Set exercise => Report how many lines of the listing below include the word "detached". Give nothing but the number.

+++ Records provided +++

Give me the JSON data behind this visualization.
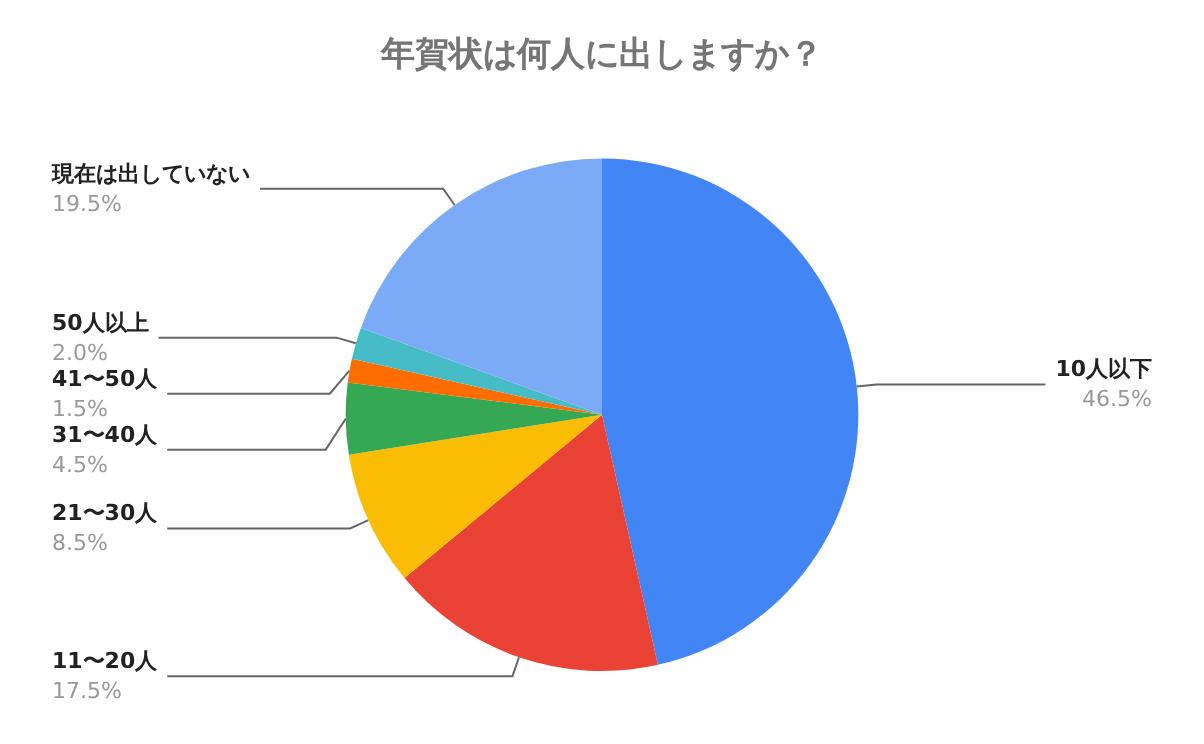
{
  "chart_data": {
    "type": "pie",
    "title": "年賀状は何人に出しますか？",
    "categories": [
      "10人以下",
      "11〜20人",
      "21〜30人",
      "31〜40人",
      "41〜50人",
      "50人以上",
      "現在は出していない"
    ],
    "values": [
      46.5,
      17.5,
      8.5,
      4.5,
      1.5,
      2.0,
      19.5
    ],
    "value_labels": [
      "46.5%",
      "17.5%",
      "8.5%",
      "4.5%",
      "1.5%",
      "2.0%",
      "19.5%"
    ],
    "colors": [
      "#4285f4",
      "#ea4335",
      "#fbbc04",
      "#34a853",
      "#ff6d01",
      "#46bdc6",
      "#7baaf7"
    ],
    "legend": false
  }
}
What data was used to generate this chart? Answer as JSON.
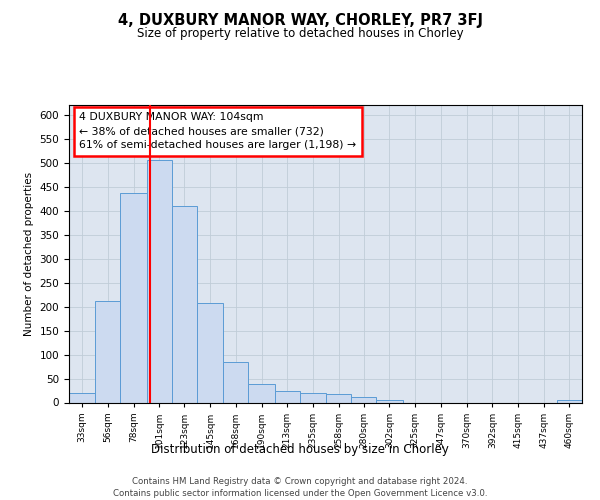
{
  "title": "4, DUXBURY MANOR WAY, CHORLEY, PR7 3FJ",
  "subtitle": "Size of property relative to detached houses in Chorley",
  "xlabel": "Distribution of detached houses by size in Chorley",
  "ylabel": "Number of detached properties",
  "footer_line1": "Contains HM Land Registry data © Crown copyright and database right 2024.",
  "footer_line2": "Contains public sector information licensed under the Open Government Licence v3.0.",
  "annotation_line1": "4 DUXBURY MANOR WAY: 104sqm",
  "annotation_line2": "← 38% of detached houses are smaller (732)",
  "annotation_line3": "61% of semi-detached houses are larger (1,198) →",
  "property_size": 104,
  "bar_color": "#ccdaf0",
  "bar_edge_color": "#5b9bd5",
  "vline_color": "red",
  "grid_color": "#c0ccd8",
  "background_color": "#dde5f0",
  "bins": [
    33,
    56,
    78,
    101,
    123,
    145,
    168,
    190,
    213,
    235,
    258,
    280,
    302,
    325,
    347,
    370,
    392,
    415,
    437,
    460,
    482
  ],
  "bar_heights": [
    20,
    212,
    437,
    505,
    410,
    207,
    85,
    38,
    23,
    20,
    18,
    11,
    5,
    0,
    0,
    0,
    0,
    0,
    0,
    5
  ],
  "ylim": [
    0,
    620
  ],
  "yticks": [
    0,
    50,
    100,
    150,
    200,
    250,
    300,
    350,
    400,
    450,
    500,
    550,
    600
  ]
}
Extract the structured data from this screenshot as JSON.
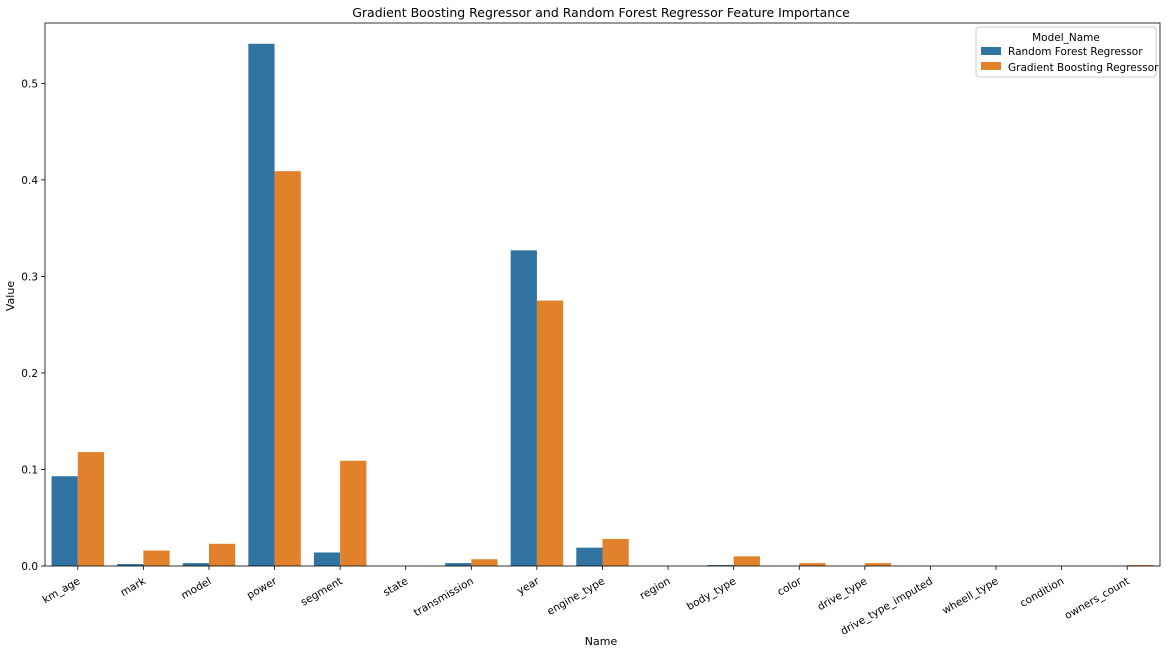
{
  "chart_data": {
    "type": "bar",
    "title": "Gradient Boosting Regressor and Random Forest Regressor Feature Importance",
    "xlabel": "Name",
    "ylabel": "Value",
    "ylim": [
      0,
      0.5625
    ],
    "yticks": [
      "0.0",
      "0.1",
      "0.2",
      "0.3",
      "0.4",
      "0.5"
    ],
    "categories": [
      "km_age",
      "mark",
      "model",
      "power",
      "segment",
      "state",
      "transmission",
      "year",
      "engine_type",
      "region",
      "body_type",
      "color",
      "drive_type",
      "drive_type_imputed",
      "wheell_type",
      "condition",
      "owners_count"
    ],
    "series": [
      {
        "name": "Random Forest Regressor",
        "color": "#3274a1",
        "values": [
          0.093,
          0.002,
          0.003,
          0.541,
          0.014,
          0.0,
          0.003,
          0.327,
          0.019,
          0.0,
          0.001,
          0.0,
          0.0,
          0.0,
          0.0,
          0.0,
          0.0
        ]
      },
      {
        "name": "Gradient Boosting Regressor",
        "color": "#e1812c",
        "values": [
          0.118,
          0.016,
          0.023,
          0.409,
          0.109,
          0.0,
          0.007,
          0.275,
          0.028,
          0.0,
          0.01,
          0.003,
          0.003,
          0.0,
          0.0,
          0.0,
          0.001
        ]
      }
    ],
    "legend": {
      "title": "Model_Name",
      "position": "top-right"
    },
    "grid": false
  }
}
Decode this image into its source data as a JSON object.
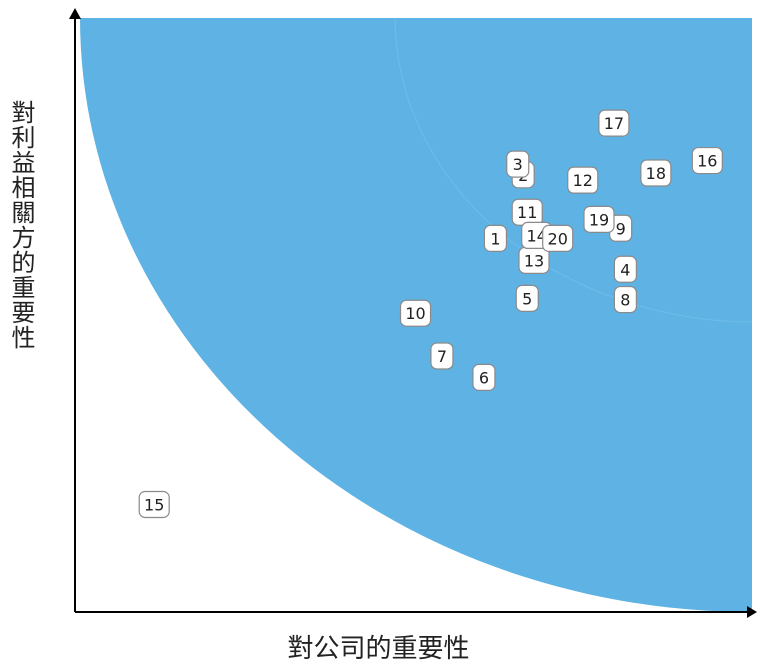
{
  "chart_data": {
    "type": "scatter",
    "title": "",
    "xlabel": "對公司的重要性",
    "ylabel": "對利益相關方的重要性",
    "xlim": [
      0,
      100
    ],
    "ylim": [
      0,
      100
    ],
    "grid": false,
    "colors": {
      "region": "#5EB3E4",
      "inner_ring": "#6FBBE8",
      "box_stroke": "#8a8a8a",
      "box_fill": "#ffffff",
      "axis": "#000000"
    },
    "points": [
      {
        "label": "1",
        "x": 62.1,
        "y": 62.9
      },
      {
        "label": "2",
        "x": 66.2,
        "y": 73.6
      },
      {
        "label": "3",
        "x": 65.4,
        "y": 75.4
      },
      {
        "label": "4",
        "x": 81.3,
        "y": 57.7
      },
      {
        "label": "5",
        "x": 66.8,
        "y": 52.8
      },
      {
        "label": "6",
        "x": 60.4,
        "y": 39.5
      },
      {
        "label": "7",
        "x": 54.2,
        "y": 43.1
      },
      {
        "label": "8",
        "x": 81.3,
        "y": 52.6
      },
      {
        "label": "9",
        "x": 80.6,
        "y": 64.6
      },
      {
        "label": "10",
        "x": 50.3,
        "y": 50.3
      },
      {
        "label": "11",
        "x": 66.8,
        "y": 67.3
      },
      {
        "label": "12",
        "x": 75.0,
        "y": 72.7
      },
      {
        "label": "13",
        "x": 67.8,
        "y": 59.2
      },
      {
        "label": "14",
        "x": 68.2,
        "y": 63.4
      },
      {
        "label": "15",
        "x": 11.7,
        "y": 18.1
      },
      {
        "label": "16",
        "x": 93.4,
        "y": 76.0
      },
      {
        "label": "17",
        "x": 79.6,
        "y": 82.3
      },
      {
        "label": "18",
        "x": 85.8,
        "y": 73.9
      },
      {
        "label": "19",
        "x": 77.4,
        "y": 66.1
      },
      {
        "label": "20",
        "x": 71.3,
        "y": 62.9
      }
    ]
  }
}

+++

Solution for this task => 5